Required work →
Which lines below hold the word "Paris"? Report each one.

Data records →
□ □ □ □ □ □ □

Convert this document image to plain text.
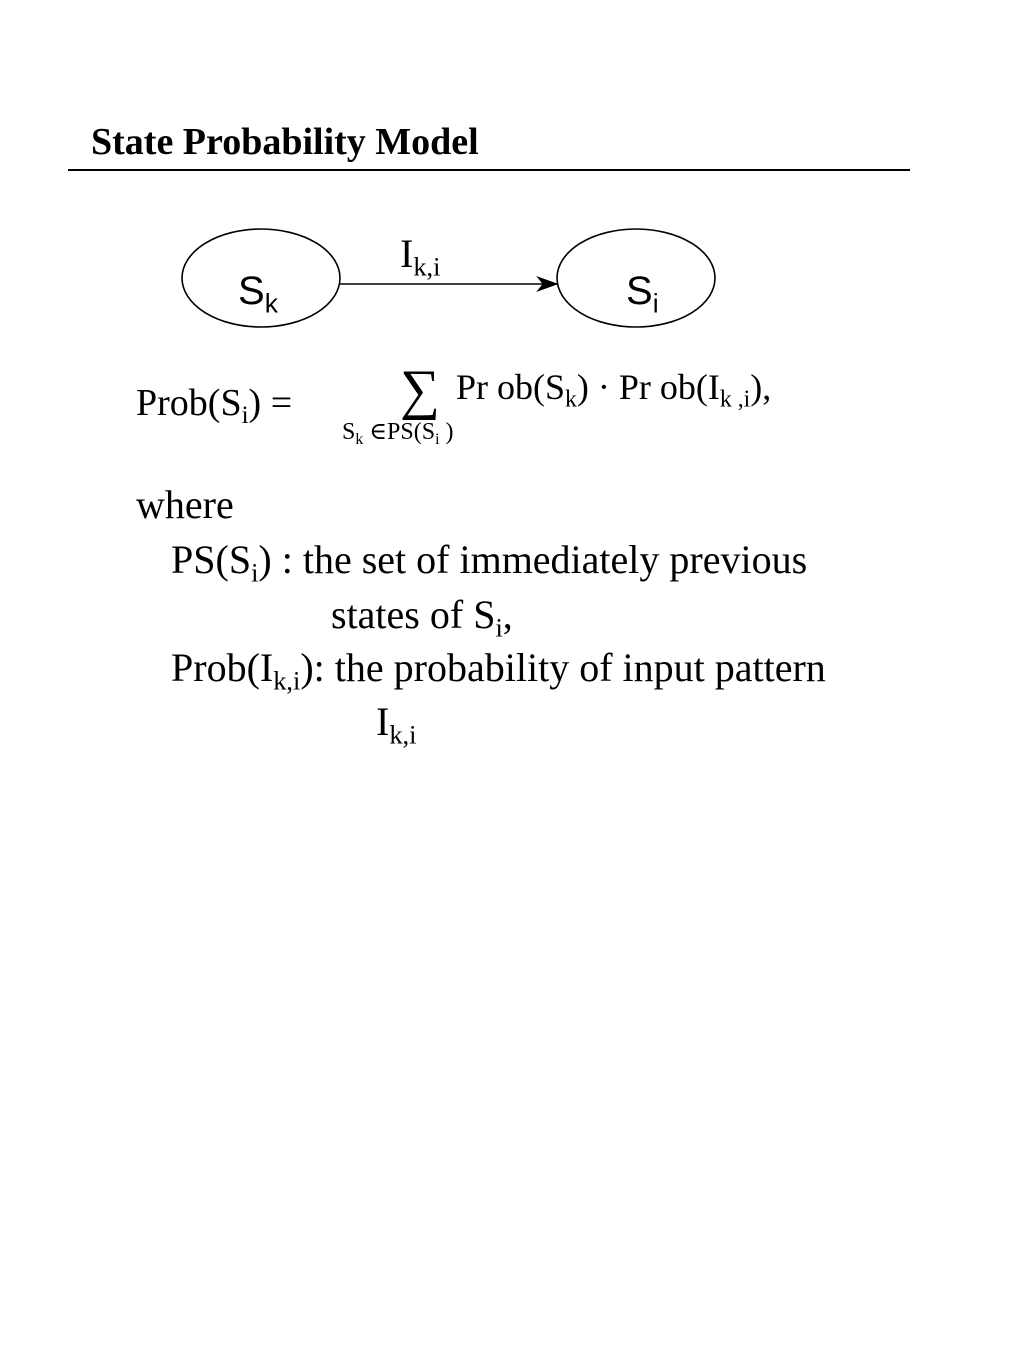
State Probability Model
$S_k$	$S_i$
$I_{k,i}$
$Prob(S_i)$ = ∑ Pr $ob(S_k) \cdot Pr$ $ob(I_{k ,i})$,
$S_k$ $\in PS(S_i$ )
where
$PS(S_i)$ : the set of immediately previous
states of $S_i$,
$Prob(I_{k,i})$: the probability of input pattern
$I_{k,i}$
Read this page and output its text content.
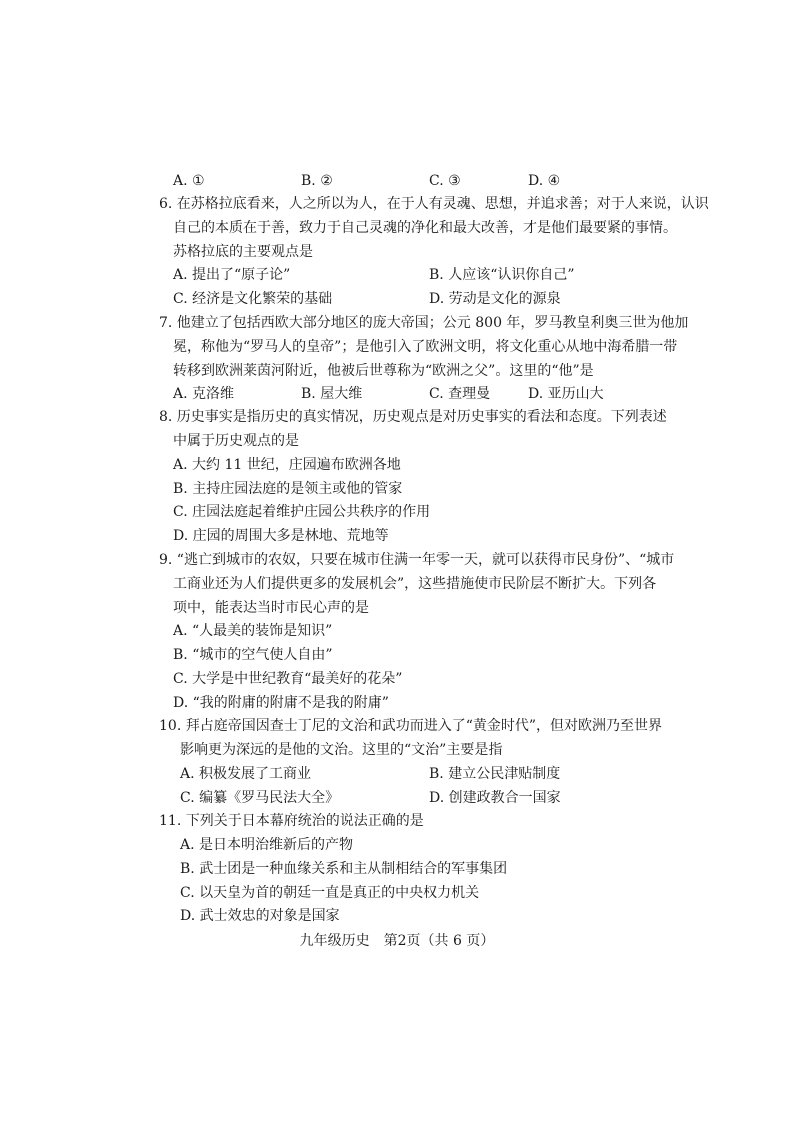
A. ①	B. ②	C. ③	D. ④
6. 在苏格拉底看来，人之所以为人，在于人有灵魂、思想，并追求善；对于人来说，认识
自己的本质在于善，致力于自己灵魂的净化和最大改善，才是他们最要紧的事情。
苏格拉底的主要观点是
A. 提出了“原子论”	B. 人应该“认识你自己”
C. 经济是文化繁荣的基础	D. 劳动是文化的源泉
7. 他建立了包括西欧大部分地区的庞大帝国；公元 800 年，罗马教皇利奥三世为他加
冕，称他为“罗马人的皇帝”；是他引入了欧洲文明，将文化重心从地中海希腊一带
转移到欧洲莱茵河附近，他被后世尊称为“欧洲之父”。这里的“他”是
A. 克洛维	B. 屋大维	C. 查理曼	D. 亚历山大
8. 历史事实是指历史的真实情况，历史观点是对历史事实的看法和态度。下列表述
中属于历史观点的是
A. 大约 11 世纪，庄园遍布欧洲各地
B. 主持庄园法庭的是领主或他的管家
C. 庄园法庭起着维护庄园公共秩序的作用
D. 庄园的周围大多是林地、荒地等
9. “逃亡到城市的农奴，只要在城市住满一年零一天，就可以获得市民身份”、“城市
工商业还为人们提供更多的发展机会”，这些措施使市民阶层不断扩大。下列各
项中，能表达当时市民心声的是
A. “人最美的装饰是知识”
B. “城市的空气使人自由”
C. 大学是中世纪教育“最美好的花朵”
D. “我的附庸的附庸不是我的附庸”
10. 拜占庭帝国因查士丁尼的文治和武功而进入了“黄金时代”，但对欧洲乃至世界
影响更为深远的是他的文治。这里的“文治”主要是指
A. 积极发展了工商业	B. 建立公民津贴制度
C. 编纂《罗马民法大全》	D. 创建政教合一国家
11. 下列关于日本幕府统治的说法正确的是
A. 是日本明治维新后的产物
B. 武士团是一种血缘关系和主从制相结合的军事集团
C. 以天皇为首的朝廷一直是真正的中央权力机关
D. 武士效忠的对象是国家
九年级历史　第2页（共 6 页）
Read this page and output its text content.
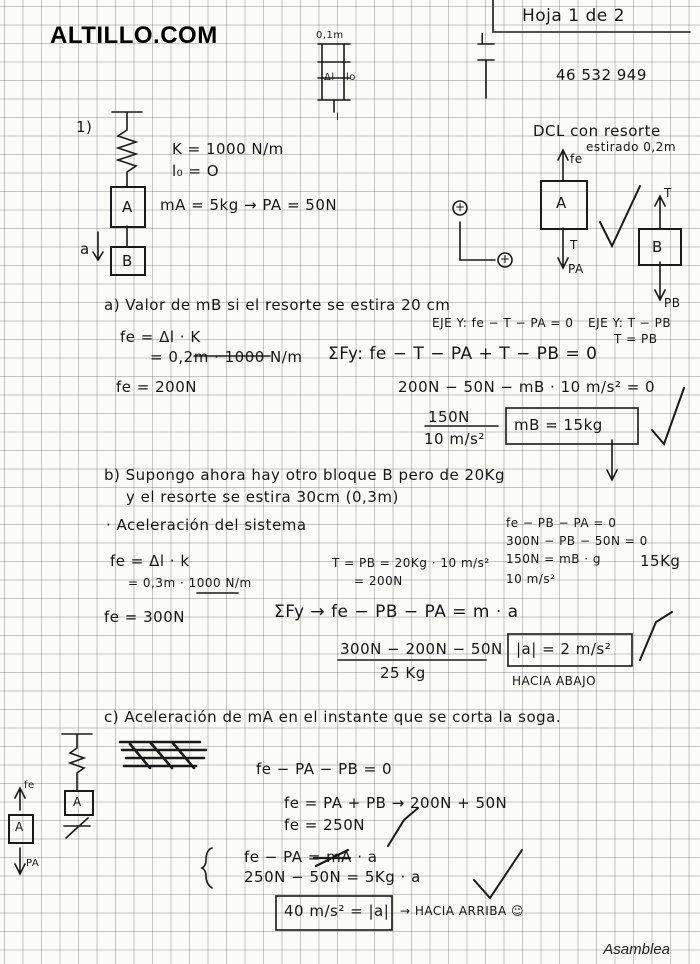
ALTILLO.COM
Hoja 1 de 2
46 532 949
I
0,1m
Δl lo
l
1)
A
B
a
K = 1000 N/m
l₀ = O
mA = 5kg → PA = 50N
DCL con resorte
estirado 0,2m
fe
A
T
PA
B
T
PB
+
+
a) Valor de mB si el resorte se estira 20 cm
EJE Y: fe − T − PA = 0 EJE Y: T − PB
T = PB
fe = Δl · K
= 0,2m · 1000 N/m
fe = 200N
ΣFy: fe − T − PA + T − PB = 0
200N − 50N − mB · 10 m/s² = 0
150N
10 m/s²
mB = 15kg
b) Supongo ahora hay otro bloque B pero de 20Kg
y el resorte se estira 30cm (0,3m)
· Aceleración del sistema	fe − PB − PA = 0
300N − PB − 50N = 0
150N = mB · g
10 m/s²
15Kg
fe = Δl · k
= 0,3m · 1000 N/m
fe = 300N
T = PB = 20Kg · 10 m/s²
= 200N
ΣFy → fe − PB − PA = m · a
300N − 200N − 50N
25 Kg
|a| = 2 m/s²
HACIA ABAJO
c) Aceleración de mA en el instante que se corta la soga.
A
fe
A
PA
fe − PA − PB = 0
fe = PA + PB → 200N + 50N
fe = 250N
fe − PA = mA · a
250N − 50N = 5Kg · a
40 m/s² = |a| → HACIA ARRIBA ☺
Asamblea
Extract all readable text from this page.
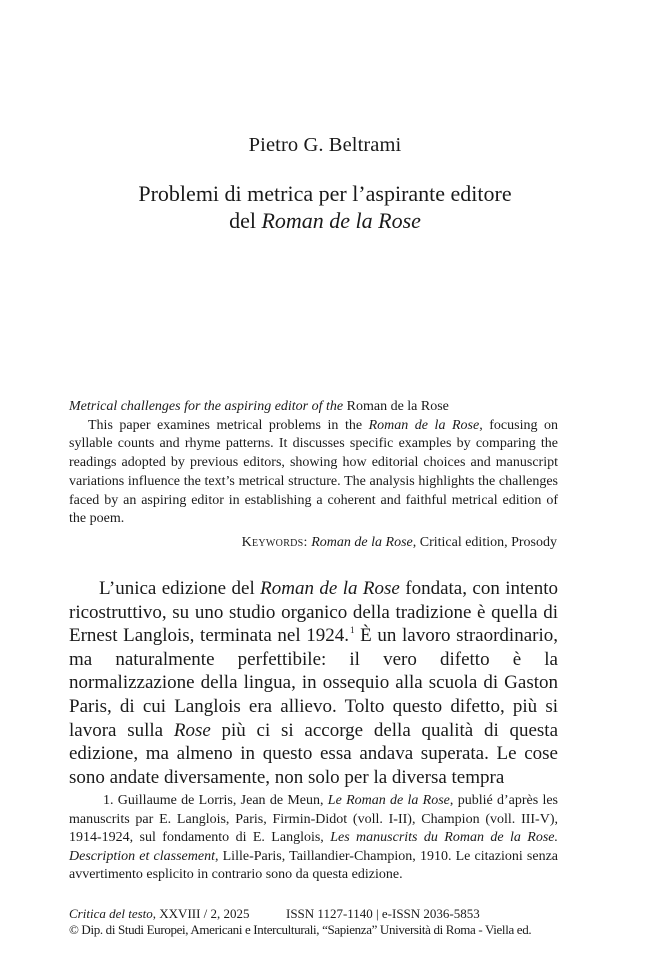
Pietro G. Beltrami
Problemi di metrica per l’aspirante editore
del Roman de la Rose
Metrical challenges for the aspiring editor of the Roman de la Rose

This paper examines metrical problems in the Roman de la Rose, focusing on syllable counts and rhyme patterns. It discusses specific examples by comparing the readings adopted by previous editors, showing how editorial choices and manuscript variations influence the text’s metrical structure. The analysis highlights the challenges faced by an aspiring editor in establishing a coherent and faithful metrical edition of the poem.

Keywords: Roman de la Rose, Critical edition, Prosody

L’unica edizione del Roman de la Rose fondata, con intento ricostruttivo, su uno studio organico della tradizione è quella di Ernest Langlois, terminata nel 1924.$^1$ È un lavoro straordinario, ma naturalmente perfettibile: il vero difetto è la normalizzazione della lingua, in ossequio alla scuola di Gaston Paris, di cui Langlois era allievo. Tolto questo difetto, più si lavora sulla Rose più ci si accorge della qualità di questa edizione, ma almeno in questo essa andava superata. Le cose sono andate diversamente, non solo per la diversa tempra

1. Guillaume de Lorris, Jean de Meun, Le Roman de la Rose, publié d’après les manuscrits par E. Langlois, Paris, Firmin-Didot (voll. I-II), Champion (voll. III-V), 1914-1924, sul fondamento di E. Langlois, Les manuscrits du Roman de la Rose. Description et classement, Lille-Paris, Taillandier-Champion, 1910. Le citazioni senza avvertimento esplicito in contrario sono da questa edizione.

Critica del testo, XXVIII / 2, 2025	ISSN 1127-1140 | e-ISSN 2036-5853
© Dip. di Studi Europei, Americani e Interculturali, “Sapienza” Università di Roma - Viella ed.
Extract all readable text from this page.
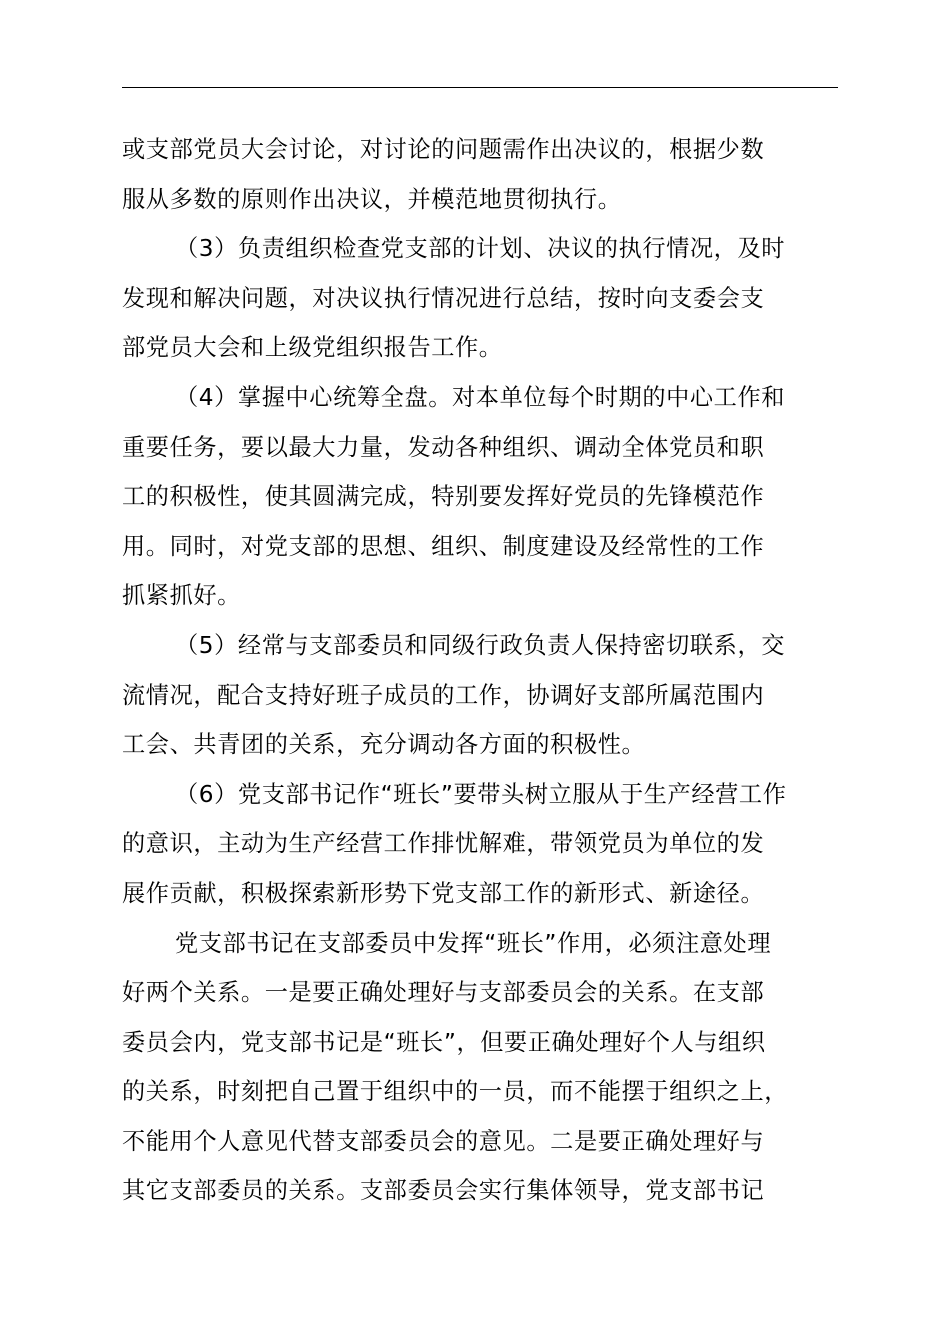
或支部党员大会讨论，对讨论的问题需作出决议的，根据少数
服从多数的原则作出决议，并模范地贯彻执行。
（3）负责组织检查党支部的计划、决议的执行情况，及时
发现和解决问题，对决议执行情况进行总结，按时向支委会支
部党员大会和上级党组织报告工作。
（4）掌握中心统筹全盘。对本单位每个时期的中心工作和
重要任务，要以最大力量，发动各种组织、调动全体党员和职
工的积极性，使其圆满完成，特别要发挥好党员的先锋模范作
用。同时，对党支部的思想、组织、制度建设及经常性的工作
抓紧抓好。
（5）经常与支部委员和同级行政负责人保持密切联系，交
流情况，配合支持好班子成员的工作，协调好支部所属范围内
工会、共青团的关系，充分调动各方面的积极性。
（6）党支部书记作“班长”要带头树立服从于生产经营工作
的意识，主动为生产经营工作排忧解难，带领党员为单位的发
展作贡献，积极探索新形势下党支部工作的新形式、新途径。
党支部书记在支部委员中发挥“班长”作用，必须注意处理
好两个关系。一是要正确处理好与支部委员会的关系。在支部
委员会内，党支部书记是“班长”，但要正确处理好个人与组织
的关系，时刻把自己置于组织中的一员，而不能摆于组织之上，
不能用个人意见代替支部委员会的意见。二是要正确处理好与
其它支部委员的关系。支部委员会实行集体领导，党支部书记
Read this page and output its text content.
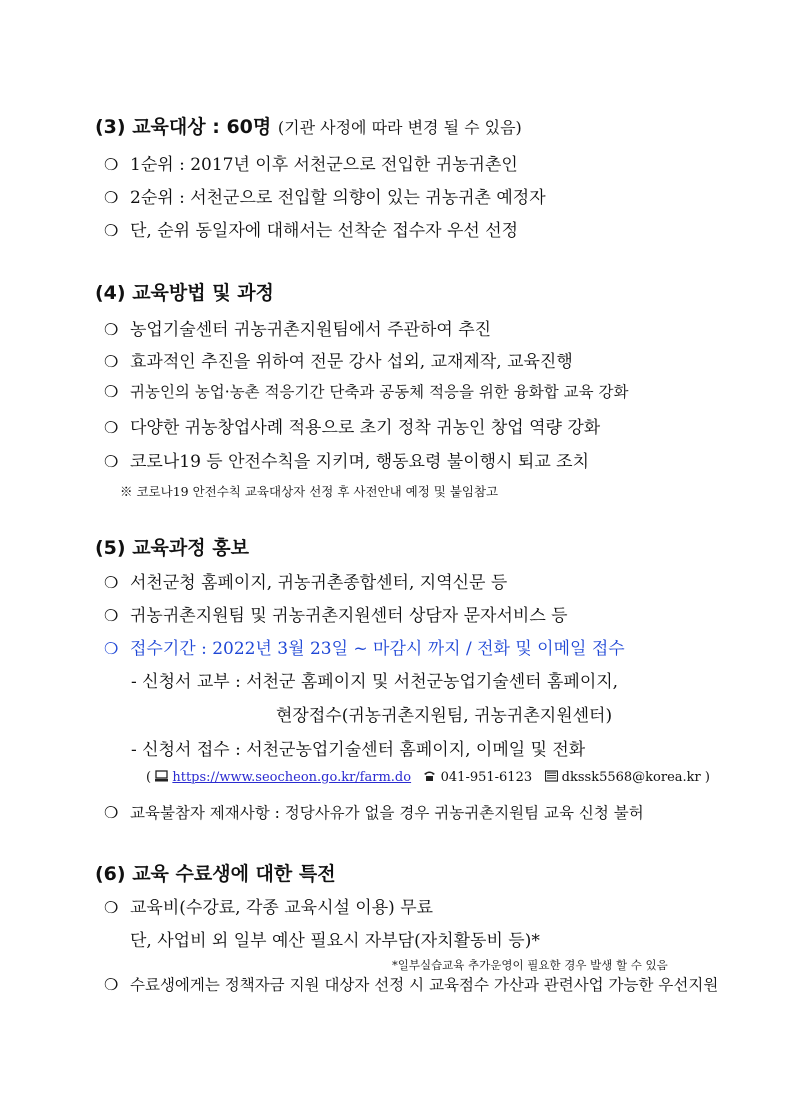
(3) 교육대상 : 60명 (기관 사정에 따라 변경 될 수 있음)
❍ 1순위 : 2017년 이후 서천군으로 전입한 귀농귀촌인
❍ 2순위 : 서천군으로 전입할 의향이 있는 귀농귀촌 예정자
❍ 단, 순위 동일자에 대해서는 선착순 접수자 우선 선정
(4) 교육방법 및 과정
❍ 농업기술센터 귀농귀촌지원팀에서 주관하여 추진
❍ 효과적인 추진을 위하여 전문 강사 섭외, 교재제작, 교육진행
❍ 귀농인의 농업·농촌 적응기간 단축과 공동체 적응을 위한 융화합 교육 강화
❍ 다양한 귀농창업사례 적용으로 초기 정착 귀농인 창업 역량 강화
❍ 코로나19 등 안전수칙을 지키며, 행동요령 불이행시 퇴교 조치
※ 코로나19 안전수칙 교육대상자 선정 후 사전안내 예정 및 붙임참고
(5) 교육과정 홍보
❍ 서천군청 홈페이지, 귀농귀촌종합센터, 지역신문 등
❍ 귀농귀촌지원팀 및 귀농귀촌지원센터 상담자 문자서비스 등
❍ 접수기간 : 2022년 3월 23일 ~ 마감시 까지 / 전화 및 이메일 접수
- 신청서 교부 : 서천군 홈페이지 및 서천군농업기술센터 홈페이지,
현장접수(귀농귀촌지원팀, 귀농귀촌지원센터)
- 신청서 접수 : 서천군농업기술센터 홈페이지, 이메일 및 전화
( https://www.seocheon.go.kr/farm.do 041-951-6123 dkssk5568@korea.kr )
❍ 교육불참자 제재사항 : 정당사유가 없을 경우 귀농귀촌지원팀 교육 신청 불허
(6) 교육 수료생에 대한 특전
❍ 교육비(수강료, 각종 교육시설 이용) 무료
단, 사업비 외 일부 예산 필요시 자부담(자치활동비 등)*
*일부실습교육 추가운영이 필요한 경우 발생 할 수 있음
❍ 수료생에게는 정책자금 지원 대상자 선정 시 교육점수 가산과 관련사업 가능한 우선지원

□ □ □ □ □ □ □

Result of this exercise →
L’unica edizione del Roman de la Rose fondata, con intento ricostruttivo, su uno studio organico della tradizione è quella di Ernest Langlois, terminata nel 1924.$^1$ È un lavoro straordinario, ma naturalmente perfettibile: il vero difetto è la normalizzazione della lingua, in ossequio alla scuola di Gaston Paris, di cui Langlois era allievo. Tolto questo difetto, più si lavora sulla Rose più ci si accorge della qualità di questa edizione, ma almeno in questo essa andava superata. Le cose sono andate diversamente, non solo per la diversa tempra
1. Guillaume de Lorris, Jean de Meun, Le Roman de la Rose, publié d’après les manuscrits par E. Langlois, Paris, Firmin-Didot (voll. I-II), Champion (voll. III-V), 1914-1924, sul fondamento di E. Langlois, Les manuscrits du Roman de la Rose. Description et classement, Lille-Paris, Taillandier-Champion, 1910. Le citazioni senza avvertimento esplicito in contrario sono da questa edizione.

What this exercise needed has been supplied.